> [Job]: Update the part of the material that runs from its start through the line containing "y-tick-label: 70: [57, 170, 73, 185]", changing "legend-box" to "legend-frame" and leaving everything else as it is.

> [Dataset content]:
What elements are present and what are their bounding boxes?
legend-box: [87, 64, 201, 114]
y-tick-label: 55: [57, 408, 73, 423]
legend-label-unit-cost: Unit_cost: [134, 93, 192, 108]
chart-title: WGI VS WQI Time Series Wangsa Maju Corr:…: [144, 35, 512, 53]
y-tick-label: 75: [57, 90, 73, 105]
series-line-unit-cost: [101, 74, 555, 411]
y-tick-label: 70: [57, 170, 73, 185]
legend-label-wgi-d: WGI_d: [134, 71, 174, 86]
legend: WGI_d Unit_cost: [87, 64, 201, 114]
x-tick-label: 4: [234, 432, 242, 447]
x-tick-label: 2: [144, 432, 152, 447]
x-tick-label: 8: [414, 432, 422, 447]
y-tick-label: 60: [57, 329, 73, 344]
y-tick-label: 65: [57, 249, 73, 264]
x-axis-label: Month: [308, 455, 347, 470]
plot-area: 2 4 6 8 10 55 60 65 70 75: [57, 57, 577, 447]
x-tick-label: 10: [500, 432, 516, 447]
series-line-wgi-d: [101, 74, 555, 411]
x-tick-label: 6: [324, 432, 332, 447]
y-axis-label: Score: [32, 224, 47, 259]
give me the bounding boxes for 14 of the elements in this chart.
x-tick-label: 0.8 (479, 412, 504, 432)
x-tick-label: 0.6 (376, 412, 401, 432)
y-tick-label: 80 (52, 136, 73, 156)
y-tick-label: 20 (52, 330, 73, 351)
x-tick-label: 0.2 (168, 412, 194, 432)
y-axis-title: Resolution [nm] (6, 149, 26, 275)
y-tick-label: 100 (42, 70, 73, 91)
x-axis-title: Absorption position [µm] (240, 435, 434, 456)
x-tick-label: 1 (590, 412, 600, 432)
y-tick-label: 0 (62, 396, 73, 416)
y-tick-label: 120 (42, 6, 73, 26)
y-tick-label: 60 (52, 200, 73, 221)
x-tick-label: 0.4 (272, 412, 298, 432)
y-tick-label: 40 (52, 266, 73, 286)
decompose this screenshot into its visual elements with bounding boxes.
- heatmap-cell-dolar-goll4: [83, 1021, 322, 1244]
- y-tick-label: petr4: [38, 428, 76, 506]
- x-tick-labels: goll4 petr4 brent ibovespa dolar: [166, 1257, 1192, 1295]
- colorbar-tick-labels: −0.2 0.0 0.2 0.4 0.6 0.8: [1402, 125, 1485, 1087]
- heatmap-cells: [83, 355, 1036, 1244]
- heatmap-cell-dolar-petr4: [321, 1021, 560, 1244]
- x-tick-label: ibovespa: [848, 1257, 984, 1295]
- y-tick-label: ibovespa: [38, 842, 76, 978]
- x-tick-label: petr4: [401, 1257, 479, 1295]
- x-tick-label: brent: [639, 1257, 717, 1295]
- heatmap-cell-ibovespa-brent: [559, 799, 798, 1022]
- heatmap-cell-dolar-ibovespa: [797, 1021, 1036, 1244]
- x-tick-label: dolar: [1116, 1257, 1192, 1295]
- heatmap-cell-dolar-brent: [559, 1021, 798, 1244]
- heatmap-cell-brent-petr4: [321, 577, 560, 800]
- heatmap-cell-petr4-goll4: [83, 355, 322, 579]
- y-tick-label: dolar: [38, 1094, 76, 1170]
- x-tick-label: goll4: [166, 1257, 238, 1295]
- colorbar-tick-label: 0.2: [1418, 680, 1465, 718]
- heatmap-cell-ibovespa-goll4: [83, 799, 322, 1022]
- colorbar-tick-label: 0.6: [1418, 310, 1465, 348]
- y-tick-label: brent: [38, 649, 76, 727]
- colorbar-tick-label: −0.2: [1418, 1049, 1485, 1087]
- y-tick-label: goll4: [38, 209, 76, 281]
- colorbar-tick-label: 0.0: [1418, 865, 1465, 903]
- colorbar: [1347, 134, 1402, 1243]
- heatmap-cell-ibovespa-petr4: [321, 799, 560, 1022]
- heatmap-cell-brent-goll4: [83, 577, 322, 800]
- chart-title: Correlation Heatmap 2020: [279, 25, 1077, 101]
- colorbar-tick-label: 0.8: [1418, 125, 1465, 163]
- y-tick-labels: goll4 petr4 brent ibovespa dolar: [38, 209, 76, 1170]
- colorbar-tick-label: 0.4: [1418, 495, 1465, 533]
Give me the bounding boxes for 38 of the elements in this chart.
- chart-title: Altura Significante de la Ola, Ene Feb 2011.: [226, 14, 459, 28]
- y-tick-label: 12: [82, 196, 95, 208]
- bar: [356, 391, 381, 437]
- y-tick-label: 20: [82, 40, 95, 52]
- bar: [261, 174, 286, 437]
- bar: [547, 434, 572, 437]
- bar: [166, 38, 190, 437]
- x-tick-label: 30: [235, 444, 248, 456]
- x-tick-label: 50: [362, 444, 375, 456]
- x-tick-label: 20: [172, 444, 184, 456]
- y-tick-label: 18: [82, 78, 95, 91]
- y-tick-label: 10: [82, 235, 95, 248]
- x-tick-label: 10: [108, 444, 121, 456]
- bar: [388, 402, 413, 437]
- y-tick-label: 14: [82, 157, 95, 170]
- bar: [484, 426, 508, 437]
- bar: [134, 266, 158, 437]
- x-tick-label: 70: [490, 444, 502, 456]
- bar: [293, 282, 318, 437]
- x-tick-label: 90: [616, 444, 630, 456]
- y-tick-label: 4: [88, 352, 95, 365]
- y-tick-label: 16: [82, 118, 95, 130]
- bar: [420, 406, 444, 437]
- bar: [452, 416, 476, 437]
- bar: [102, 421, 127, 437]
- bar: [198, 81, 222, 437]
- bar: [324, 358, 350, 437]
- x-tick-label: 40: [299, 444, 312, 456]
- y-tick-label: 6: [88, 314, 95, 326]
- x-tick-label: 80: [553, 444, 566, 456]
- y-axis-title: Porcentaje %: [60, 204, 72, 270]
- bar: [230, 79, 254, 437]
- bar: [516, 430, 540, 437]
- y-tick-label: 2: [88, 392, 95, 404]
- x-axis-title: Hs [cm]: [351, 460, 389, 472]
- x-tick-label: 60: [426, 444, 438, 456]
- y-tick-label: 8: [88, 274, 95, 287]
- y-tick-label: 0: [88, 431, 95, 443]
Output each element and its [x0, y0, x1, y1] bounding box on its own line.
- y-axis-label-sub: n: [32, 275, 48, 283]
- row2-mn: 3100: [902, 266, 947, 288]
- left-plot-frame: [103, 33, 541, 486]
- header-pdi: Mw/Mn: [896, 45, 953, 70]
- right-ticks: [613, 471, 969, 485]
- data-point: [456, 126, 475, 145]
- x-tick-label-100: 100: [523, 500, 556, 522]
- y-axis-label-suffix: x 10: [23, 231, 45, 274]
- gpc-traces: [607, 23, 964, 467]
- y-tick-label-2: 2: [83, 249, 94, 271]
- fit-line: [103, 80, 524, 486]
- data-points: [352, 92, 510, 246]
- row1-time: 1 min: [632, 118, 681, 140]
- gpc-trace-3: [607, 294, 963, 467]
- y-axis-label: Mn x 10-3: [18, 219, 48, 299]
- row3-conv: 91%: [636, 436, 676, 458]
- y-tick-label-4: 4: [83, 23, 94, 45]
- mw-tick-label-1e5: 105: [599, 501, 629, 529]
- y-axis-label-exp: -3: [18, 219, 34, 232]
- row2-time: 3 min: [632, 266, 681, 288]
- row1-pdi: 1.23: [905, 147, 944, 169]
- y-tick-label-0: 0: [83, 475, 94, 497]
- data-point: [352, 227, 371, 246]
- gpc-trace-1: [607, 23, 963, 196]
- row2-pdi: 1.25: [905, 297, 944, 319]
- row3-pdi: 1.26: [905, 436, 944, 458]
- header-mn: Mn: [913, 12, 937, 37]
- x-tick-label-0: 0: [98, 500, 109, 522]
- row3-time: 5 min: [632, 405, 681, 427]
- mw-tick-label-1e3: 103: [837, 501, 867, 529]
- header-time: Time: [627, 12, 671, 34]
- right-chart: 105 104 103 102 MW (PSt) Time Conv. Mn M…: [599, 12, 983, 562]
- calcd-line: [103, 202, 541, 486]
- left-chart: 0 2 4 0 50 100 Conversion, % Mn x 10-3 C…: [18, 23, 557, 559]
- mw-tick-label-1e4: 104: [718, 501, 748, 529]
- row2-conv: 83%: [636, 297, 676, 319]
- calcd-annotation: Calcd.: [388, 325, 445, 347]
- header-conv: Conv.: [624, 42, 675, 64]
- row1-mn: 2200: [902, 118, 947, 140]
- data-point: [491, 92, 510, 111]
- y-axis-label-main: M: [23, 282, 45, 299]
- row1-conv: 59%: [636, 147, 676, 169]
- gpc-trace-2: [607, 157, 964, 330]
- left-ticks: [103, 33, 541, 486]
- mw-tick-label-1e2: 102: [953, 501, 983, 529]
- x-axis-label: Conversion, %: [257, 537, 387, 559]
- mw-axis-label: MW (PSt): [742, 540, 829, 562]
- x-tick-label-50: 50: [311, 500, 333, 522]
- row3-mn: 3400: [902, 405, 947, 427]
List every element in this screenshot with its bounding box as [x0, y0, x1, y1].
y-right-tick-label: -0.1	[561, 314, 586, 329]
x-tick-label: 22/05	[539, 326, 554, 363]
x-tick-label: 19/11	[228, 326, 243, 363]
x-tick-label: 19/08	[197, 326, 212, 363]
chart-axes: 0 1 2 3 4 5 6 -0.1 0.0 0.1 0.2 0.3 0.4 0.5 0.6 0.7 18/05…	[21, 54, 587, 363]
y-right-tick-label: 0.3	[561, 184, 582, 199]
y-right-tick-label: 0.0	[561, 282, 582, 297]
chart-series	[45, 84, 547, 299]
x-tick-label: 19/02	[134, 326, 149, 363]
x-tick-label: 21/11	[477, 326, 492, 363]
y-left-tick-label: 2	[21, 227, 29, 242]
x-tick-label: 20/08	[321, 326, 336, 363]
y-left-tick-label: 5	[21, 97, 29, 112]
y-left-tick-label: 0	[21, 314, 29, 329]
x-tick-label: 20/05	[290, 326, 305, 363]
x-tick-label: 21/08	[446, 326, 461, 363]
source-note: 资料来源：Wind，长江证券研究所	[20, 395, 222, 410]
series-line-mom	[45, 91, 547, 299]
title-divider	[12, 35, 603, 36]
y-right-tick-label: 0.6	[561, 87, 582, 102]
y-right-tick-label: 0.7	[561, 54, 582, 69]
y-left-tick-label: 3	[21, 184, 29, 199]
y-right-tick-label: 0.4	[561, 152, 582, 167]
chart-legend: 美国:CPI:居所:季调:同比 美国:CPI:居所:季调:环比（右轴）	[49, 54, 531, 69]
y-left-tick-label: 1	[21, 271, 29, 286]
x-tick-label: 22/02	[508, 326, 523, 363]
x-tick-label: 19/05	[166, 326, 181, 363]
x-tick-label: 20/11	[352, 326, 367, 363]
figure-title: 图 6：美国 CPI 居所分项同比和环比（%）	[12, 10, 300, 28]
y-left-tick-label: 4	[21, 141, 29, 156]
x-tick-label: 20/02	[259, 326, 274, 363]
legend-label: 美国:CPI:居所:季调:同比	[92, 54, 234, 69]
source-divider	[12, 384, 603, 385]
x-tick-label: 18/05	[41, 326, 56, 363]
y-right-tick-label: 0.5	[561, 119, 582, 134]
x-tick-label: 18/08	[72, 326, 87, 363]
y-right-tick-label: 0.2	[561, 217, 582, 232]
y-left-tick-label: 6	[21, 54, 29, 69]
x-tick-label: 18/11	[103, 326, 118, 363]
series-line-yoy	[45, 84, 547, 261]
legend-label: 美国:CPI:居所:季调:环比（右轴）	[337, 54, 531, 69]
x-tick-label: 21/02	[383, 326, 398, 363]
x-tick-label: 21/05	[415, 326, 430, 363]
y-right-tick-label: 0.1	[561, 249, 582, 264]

> [Response to the task]:
What elements are present and what are their bounding boxes?
legend-frame: [87, 64, 201, 114]
y-tick-label: 55: [57, 408, 73, 423]
legend-label-unit-cost: Unit_cost: [134, 93, 192, 108]
chart-title: WGI VS WQI Time Series Wangsa Maju Corr:…: [144, 35, 512, 53]
y-tick-label: 75: [57, 90, 73, 105]
series-line-unit-cost: [101, 74, 555, 411]
y-tick-label: 70: [57, 170, 73, 185]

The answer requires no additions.